» **Stated exercise**:
Return all the data below as it stands, minus the pictures.

» **Saved data entries**:
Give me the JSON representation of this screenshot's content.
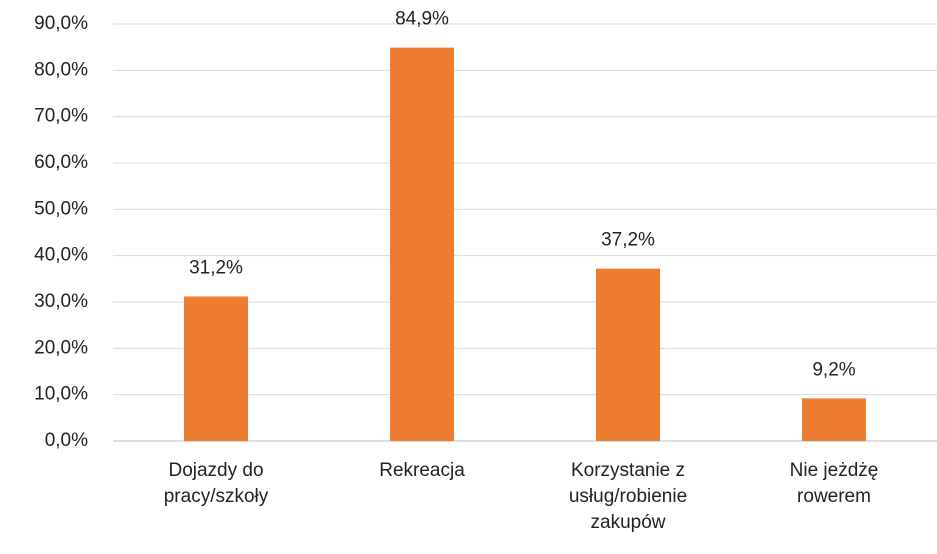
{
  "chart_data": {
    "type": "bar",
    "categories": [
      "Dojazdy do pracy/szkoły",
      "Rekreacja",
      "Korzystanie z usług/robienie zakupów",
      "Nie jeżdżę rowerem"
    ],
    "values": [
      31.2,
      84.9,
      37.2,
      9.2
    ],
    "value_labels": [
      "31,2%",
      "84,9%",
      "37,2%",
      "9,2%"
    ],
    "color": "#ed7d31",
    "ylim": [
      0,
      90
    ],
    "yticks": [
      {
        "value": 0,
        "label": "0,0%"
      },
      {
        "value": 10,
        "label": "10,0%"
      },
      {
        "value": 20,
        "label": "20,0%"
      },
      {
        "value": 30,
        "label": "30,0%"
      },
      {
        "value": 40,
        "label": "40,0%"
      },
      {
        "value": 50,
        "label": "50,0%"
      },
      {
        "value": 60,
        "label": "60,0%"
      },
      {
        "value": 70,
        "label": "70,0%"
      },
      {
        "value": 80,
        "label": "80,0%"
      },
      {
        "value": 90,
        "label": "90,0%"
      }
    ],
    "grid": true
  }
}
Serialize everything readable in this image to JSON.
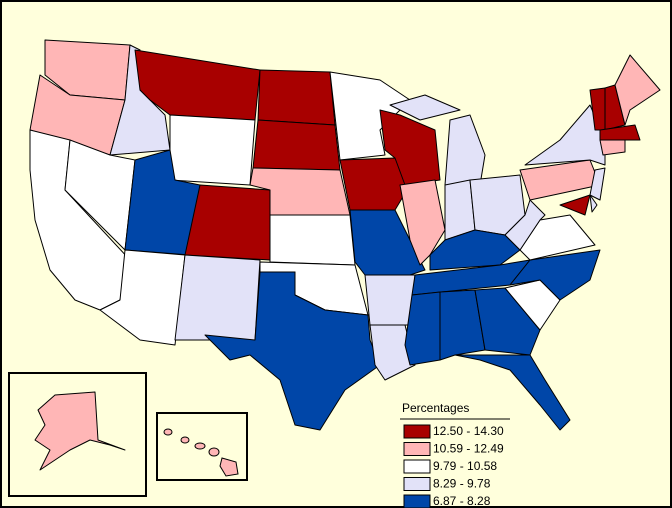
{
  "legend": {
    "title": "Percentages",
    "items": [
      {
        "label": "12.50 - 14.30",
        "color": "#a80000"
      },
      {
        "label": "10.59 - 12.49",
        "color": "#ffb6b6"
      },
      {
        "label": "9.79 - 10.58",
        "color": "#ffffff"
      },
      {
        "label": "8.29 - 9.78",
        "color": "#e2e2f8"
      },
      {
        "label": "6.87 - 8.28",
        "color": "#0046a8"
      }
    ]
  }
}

» **Response to the task**:
Give me the JSON representation of this screenshot's content.
{
  "chart_data": {
    "type": "bar",
    "categories": [
      "Dojazdy do pracy/szkoły",
      "Rekreacja",
      "Korzystanie z usług/robienie zakupów",
      "Nie jeżdżę rowerem"
    ],
    "values": [
      31.2,
      84.9,
      37.2,
      9.2
    ],
    "value_labels": [
      "31,2%",
      "84,9%",
      "37,2%",
      "9,2%"
    ],
    "color": "#ed7d31",
    "ylim": [
      0,
      90
    ],
    "yticks": [
      {
        "value": 0,
        "label": "0,0%"
      },
      {
        "value": 10,
        "label": "10,0%"
      },
      {
        "value": 20,
        "label": "20,0%"
      },
      {
        "value": 30,
        "label": "30,0%"
      },
      {
        "value": 40,
        "label": "40,0%"
      },
      {
        "value": 50,
        "label": "50,0%"
      },
      {
        "value": 60,
        "label": "60,0%"
      },
      {
        "value": 70,
        "label": "70,0%"
      },
      {
        "value": 80,
        "label": "80,0%"
      },
      {
        "value": 90,
        "label": "90,0%"
      }
    ],
    "grid": true
  }
}
Serialize everything readable in this image to JSON.
{
  "legend": {
    "title": "Percentages",
    "items": [
      {
        "label": "12.50 - 14.30",
        "color": "#a80000"
      },
      {
        "label": "10.59 - 12.49",
        "color": "#ffb6b6"
      },
      {
        "label": "9.79 - 10.58",
        "color": "#ffffff"
      },
      {
        "label": "8.29 - 9.78",
        "color": "#e2e2f8"
      },
      {
        "label": "6.87 - 8.28",
        "color": "#0046a8"
      }
    ]
  }
}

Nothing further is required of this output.